◆ **Work task**: Search the data below for the string "layer" and copy all lines where it shows up.

◆ **Excerpts from a dataset**:
++++++++++

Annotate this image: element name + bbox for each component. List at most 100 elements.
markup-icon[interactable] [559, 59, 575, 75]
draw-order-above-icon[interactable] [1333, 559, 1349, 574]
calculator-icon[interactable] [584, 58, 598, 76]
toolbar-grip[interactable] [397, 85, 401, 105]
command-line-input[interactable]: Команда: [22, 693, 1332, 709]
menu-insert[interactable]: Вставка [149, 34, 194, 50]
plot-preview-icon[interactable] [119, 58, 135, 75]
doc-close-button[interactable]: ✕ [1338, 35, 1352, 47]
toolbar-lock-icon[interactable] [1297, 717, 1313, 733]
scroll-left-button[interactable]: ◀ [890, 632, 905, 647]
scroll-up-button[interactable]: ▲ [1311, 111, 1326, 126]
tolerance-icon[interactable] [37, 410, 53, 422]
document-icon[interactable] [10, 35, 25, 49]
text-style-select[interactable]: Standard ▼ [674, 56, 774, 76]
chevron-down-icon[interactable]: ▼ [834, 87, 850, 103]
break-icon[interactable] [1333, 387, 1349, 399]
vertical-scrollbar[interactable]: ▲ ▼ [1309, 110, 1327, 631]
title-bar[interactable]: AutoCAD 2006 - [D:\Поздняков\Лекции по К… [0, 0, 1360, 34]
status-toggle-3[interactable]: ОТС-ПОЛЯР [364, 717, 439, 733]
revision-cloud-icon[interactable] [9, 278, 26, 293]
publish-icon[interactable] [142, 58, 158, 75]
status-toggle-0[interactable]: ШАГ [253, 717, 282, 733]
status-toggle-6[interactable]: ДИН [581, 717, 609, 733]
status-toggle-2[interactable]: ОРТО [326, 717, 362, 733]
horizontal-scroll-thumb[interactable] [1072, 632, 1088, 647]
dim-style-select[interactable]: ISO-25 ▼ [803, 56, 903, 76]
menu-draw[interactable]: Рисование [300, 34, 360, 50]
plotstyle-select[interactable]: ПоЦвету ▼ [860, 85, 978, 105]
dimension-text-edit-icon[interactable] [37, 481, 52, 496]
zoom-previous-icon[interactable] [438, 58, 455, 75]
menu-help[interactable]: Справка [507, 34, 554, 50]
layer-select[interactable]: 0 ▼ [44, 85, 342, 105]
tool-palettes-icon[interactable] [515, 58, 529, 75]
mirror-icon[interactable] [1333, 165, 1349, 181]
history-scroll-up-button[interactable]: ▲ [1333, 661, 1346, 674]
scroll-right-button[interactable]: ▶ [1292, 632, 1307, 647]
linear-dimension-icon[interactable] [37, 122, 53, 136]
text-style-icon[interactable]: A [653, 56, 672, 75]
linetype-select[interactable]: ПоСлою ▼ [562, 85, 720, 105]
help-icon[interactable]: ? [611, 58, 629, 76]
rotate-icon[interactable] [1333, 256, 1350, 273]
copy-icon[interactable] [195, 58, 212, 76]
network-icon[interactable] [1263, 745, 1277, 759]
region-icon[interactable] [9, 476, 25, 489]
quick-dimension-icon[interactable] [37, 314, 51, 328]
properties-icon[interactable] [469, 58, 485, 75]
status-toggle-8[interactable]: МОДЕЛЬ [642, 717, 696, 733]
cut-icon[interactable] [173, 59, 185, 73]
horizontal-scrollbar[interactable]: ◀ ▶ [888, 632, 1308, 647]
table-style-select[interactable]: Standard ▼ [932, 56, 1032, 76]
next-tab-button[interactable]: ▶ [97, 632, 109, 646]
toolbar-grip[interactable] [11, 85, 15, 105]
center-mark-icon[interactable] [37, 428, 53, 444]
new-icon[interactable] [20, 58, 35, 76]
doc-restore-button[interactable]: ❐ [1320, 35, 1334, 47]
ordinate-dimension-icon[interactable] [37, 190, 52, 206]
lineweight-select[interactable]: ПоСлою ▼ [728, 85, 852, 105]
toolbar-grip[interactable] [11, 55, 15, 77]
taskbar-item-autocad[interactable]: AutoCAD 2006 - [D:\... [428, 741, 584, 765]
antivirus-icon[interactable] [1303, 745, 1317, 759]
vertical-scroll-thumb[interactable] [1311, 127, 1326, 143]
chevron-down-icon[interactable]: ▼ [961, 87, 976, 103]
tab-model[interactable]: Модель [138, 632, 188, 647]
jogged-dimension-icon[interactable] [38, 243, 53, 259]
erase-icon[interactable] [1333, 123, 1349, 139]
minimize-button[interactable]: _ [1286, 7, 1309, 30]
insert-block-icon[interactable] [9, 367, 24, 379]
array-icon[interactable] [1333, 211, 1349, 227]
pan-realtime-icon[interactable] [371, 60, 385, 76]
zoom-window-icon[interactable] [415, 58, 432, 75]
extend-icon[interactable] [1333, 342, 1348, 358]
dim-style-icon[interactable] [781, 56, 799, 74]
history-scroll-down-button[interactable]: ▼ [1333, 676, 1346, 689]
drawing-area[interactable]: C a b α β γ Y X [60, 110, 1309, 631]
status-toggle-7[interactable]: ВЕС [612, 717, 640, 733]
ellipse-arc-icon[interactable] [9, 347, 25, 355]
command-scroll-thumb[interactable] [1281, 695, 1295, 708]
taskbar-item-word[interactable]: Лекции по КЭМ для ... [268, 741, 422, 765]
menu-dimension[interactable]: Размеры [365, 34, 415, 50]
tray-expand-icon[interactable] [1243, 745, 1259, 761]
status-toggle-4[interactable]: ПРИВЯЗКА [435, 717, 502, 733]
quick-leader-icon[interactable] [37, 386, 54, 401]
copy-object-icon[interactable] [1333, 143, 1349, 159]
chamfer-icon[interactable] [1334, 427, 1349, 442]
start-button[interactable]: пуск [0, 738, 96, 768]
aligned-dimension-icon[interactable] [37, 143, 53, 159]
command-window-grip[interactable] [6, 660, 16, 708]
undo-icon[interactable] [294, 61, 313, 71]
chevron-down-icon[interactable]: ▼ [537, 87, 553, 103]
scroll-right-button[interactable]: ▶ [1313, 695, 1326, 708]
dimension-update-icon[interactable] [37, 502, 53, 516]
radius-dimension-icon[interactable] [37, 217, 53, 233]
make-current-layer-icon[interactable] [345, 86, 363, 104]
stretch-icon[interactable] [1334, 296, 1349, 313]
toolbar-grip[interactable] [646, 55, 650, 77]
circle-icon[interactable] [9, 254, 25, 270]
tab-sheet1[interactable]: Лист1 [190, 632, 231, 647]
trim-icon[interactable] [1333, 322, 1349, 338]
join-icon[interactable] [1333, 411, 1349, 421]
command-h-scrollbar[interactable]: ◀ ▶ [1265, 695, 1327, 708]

++++++++++

◆ **Final answer**:
layer-select[interactable]: 0 ▼ [44, 85, 342, 105]
make-current-layer-icon[interactable] [345, 86, 363, 104]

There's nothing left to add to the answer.